- _Task details_: Copy every line that mentions the word "source".

- _Data for this task_:

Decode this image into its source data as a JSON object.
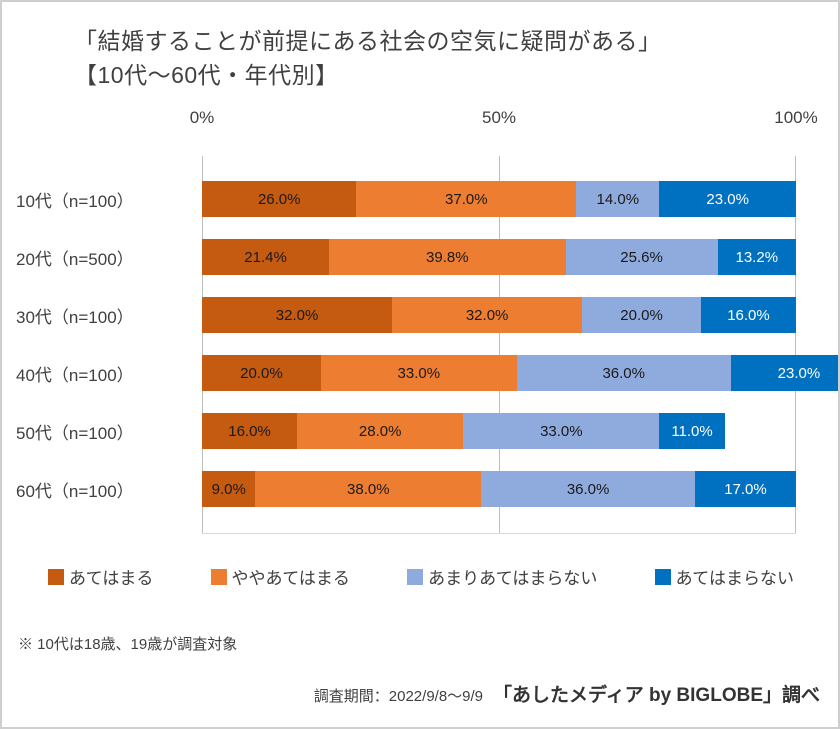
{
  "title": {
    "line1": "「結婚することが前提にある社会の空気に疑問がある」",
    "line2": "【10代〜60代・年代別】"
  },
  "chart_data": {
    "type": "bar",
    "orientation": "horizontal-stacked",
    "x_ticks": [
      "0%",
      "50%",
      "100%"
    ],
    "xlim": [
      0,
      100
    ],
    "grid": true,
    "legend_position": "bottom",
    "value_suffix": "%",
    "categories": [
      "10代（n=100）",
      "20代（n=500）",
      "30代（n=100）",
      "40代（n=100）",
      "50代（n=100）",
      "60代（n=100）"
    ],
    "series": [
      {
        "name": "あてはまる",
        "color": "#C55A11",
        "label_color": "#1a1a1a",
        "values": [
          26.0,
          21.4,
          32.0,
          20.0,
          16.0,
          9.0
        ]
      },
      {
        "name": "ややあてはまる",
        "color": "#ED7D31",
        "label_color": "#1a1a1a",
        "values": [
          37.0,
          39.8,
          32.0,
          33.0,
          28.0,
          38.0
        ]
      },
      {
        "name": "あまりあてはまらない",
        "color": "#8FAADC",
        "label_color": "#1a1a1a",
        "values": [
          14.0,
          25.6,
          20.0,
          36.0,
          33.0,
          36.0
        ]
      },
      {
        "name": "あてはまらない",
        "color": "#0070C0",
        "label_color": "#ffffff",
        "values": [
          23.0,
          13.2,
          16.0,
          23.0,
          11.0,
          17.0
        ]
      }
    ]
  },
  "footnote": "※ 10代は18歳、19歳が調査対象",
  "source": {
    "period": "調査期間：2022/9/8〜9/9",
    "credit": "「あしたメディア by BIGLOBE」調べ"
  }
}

* * *

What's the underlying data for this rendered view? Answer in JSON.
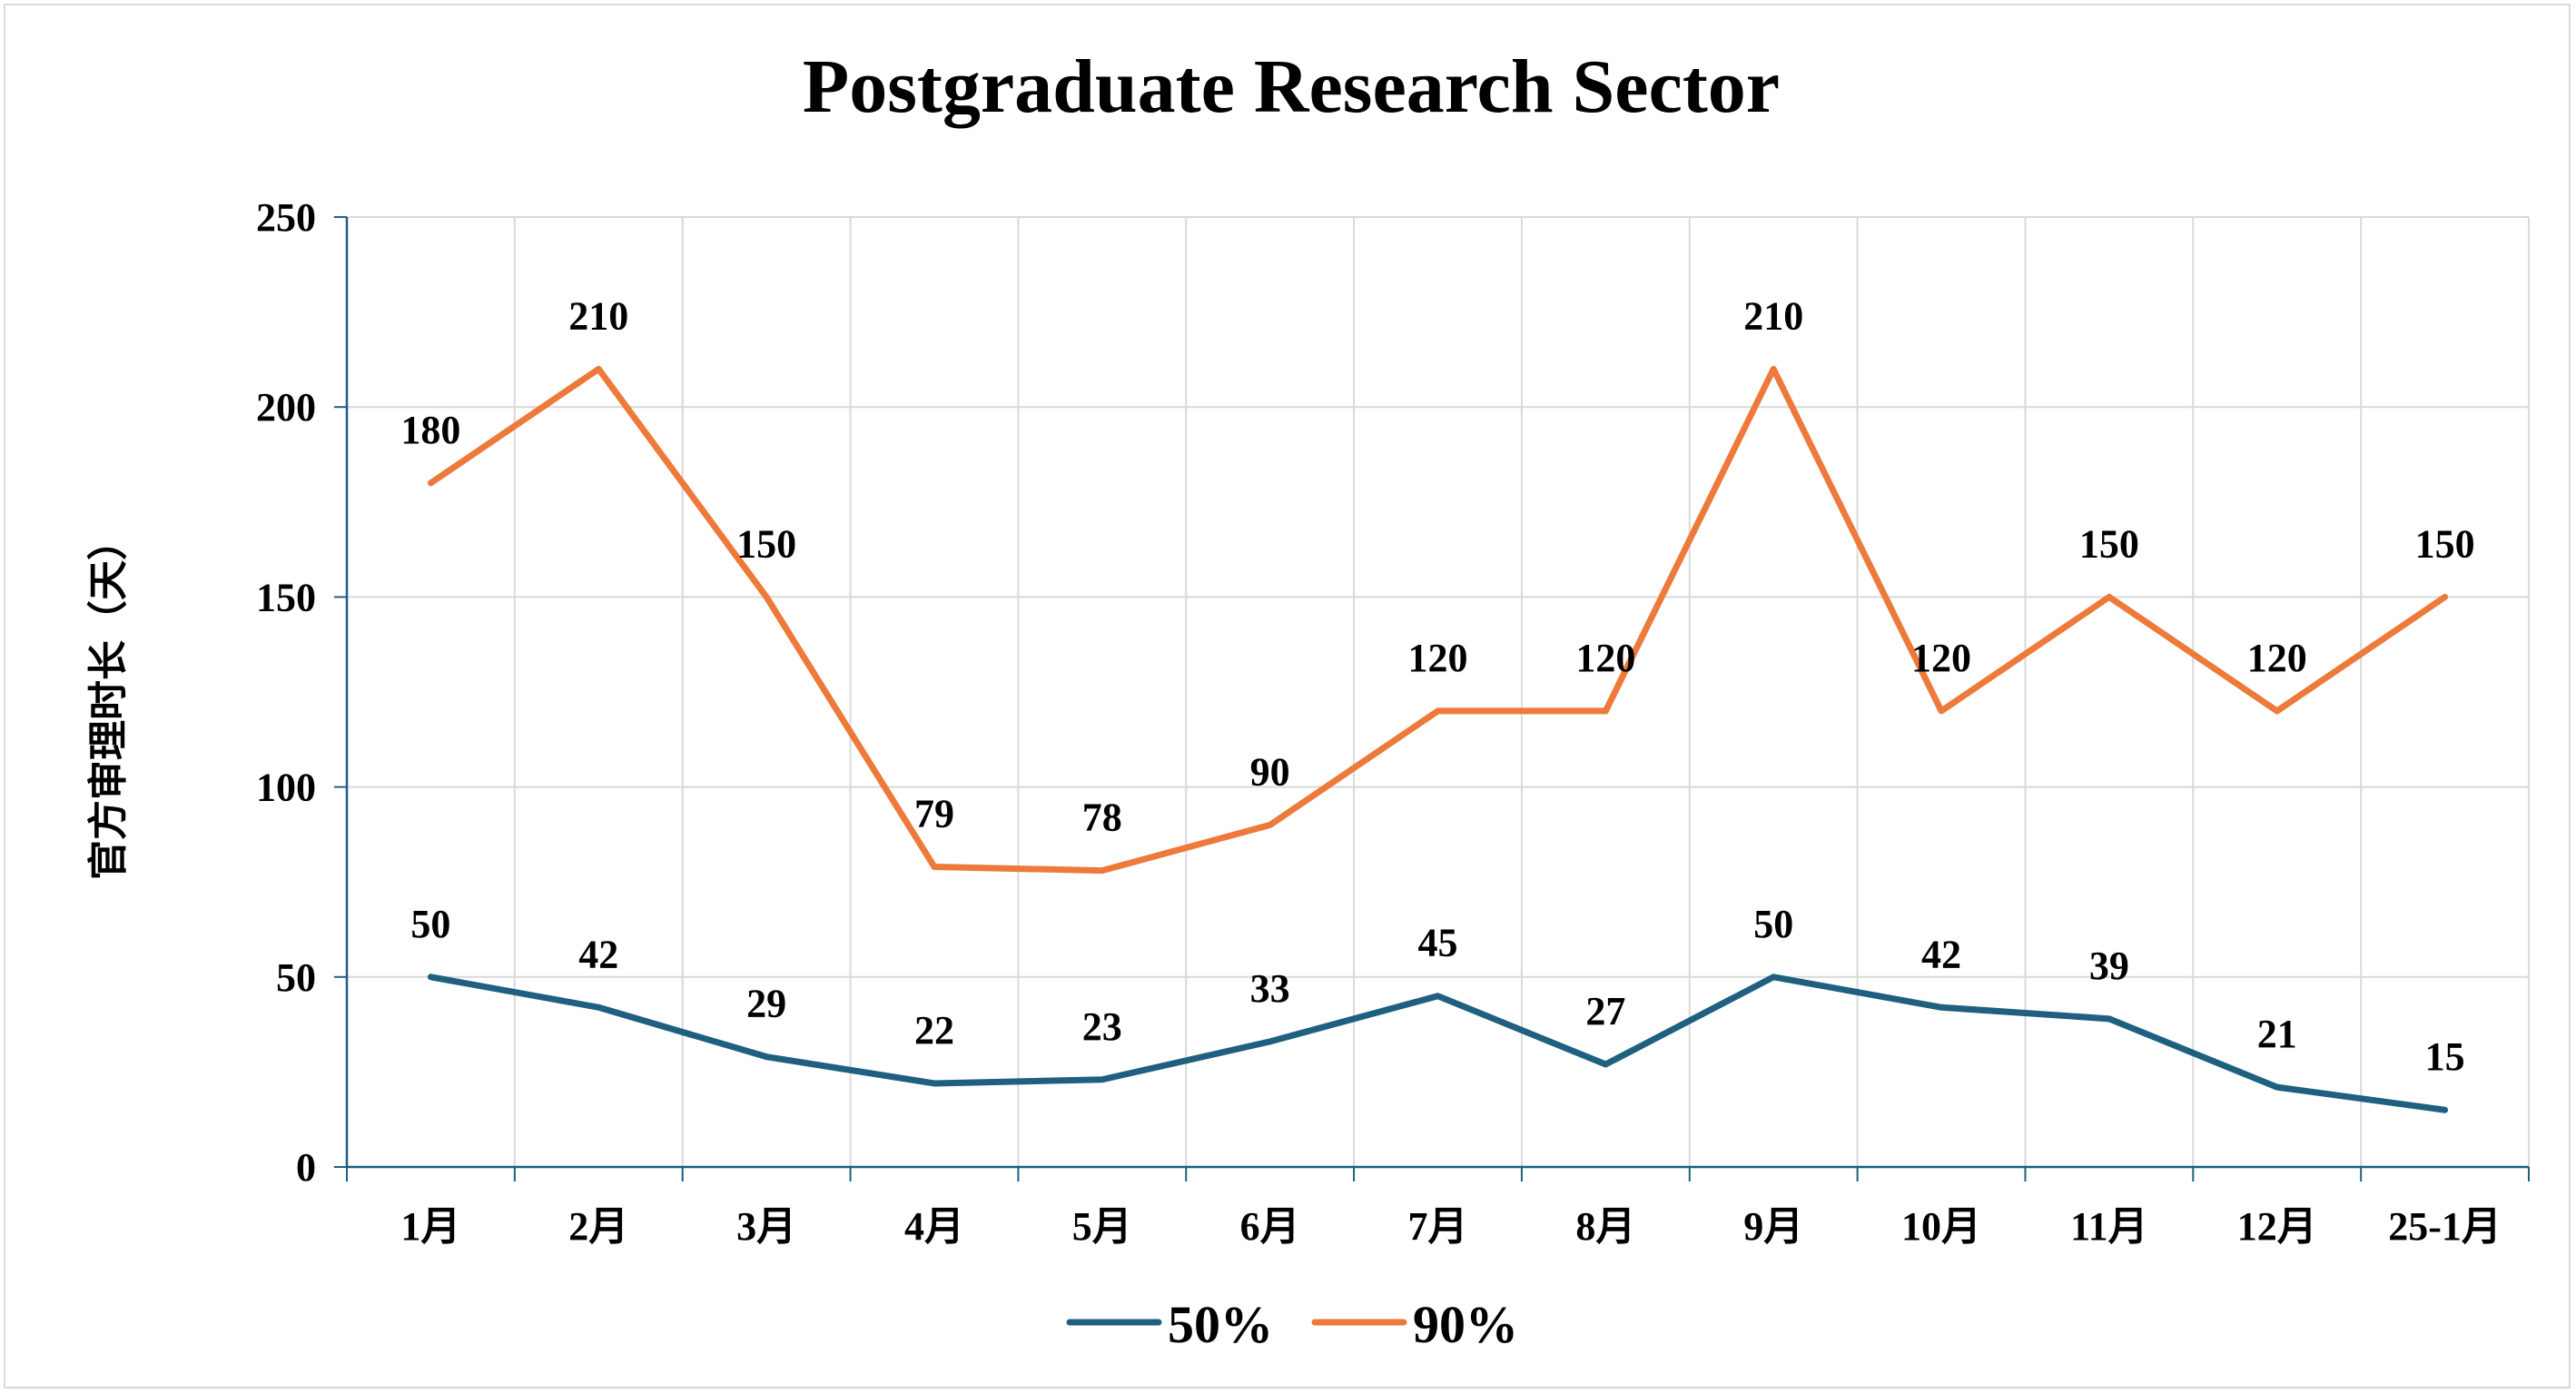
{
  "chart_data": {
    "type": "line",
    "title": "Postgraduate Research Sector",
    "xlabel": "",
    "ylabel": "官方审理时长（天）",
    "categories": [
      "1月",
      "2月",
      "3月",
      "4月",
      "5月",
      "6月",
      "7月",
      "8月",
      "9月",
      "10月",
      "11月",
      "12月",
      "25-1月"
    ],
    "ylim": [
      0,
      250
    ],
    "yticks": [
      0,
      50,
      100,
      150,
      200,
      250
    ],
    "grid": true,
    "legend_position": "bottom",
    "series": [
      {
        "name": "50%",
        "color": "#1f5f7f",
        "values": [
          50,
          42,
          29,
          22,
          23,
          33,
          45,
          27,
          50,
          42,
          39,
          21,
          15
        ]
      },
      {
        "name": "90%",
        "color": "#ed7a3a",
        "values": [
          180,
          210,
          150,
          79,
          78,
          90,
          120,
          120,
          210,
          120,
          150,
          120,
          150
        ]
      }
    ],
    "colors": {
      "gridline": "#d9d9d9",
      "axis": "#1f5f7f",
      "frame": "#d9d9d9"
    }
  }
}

- _Written solution_:
Decode this image into its source data as a JSON object.
  "source": {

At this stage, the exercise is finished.